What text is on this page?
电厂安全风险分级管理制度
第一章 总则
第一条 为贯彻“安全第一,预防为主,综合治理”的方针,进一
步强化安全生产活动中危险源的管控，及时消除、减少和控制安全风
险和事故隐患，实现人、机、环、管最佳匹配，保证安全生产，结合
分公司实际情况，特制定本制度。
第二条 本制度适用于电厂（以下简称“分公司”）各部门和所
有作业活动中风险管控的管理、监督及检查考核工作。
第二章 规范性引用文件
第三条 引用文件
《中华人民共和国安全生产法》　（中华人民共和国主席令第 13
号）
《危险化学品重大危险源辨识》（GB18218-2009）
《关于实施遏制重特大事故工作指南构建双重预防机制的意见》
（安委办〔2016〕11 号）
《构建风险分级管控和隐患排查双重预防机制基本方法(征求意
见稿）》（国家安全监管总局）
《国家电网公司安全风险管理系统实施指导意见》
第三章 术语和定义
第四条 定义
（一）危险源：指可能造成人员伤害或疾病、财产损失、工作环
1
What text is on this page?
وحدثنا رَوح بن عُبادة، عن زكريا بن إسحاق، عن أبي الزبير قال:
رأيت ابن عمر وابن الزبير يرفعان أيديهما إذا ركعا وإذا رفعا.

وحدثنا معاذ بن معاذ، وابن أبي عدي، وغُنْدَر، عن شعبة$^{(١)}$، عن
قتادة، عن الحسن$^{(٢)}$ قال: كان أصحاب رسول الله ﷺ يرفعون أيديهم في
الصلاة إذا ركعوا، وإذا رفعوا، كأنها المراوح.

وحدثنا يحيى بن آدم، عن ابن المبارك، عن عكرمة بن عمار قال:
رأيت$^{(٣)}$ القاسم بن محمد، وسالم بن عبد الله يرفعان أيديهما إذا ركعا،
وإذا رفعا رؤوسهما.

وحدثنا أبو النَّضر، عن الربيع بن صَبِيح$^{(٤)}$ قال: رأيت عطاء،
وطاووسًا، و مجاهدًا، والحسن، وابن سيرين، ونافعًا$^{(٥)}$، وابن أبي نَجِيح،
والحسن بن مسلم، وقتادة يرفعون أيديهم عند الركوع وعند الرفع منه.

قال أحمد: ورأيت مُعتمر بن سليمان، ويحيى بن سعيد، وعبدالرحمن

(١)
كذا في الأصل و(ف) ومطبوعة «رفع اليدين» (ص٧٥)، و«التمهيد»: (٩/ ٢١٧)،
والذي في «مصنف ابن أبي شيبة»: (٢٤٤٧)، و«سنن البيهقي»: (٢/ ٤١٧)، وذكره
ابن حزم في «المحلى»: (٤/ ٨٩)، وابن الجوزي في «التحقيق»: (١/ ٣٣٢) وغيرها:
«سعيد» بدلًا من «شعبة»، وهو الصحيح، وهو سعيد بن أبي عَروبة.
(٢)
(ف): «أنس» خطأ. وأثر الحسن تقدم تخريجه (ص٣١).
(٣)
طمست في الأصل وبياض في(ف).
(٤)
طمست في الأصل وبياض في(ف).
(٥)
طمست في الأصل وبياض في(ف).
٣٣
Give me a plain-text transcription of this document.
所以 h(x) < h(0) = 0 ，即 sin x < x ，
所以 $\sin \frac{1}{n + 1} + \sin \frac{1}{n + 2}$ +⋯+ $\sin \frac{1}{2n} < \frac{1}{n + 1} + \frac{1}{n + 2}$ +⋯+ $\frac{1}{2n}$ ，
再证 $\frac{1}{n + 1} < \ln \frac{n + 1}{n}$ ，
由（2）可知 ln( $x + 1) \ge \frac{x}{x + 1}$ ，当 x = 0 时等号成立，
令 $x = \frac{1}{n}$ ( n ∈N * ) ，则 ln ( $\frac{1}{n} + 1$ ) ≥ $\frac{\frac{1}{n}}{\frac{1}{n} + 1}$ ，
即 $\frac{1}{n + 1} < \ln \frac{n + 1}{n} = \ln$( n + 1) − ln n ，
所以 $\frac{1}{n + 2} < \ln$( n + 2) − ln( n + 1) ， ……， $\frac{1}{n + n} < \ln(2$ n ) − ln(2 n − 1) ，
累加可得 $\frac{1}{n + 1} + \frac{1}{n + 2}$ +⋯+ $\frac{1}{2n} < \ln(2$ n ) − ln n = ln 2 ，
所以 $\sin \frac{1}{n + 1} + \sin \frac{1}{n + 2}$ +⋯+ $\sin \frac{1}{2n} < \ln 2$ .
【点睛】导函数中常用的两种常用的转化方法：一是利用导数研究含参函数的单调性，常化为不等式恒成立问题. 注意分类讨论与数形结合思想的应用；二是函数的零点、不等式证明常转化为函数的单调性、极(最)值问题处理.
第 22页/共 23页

════════════════

Reply with one number: the count of lines in the entries that include the word "شعبة".

- **REPLY**
2